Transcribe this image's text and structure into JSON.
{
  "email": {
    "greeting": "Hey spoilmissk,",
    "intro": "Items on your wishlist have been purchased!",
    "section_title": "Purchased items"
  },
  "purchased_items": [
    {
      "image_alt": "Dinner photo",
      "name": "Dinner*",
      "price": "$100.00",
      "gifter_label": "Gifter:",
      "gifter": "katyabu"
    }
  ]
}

***

▶ EXERCISE INSTRUCTIONS:
Quote every entry exactly.

▶ ANSWER BELOW:
Transcribe this image's text and structure into JSON.
{
  "email": {
    "greeting": "Hey spoilmissk,",
    "intro": "Items on your wishlist have been purchased!",
    "section_title": "Purchased items"
  },
  "purchased_items": [
    {
      "image_alt": "Dinner photo",
      "name": "Dinner*",
      "price": "$100.00",
      "gifter_label": "Gifter:",
      "gifter": "katyabu"
    }
  ]
}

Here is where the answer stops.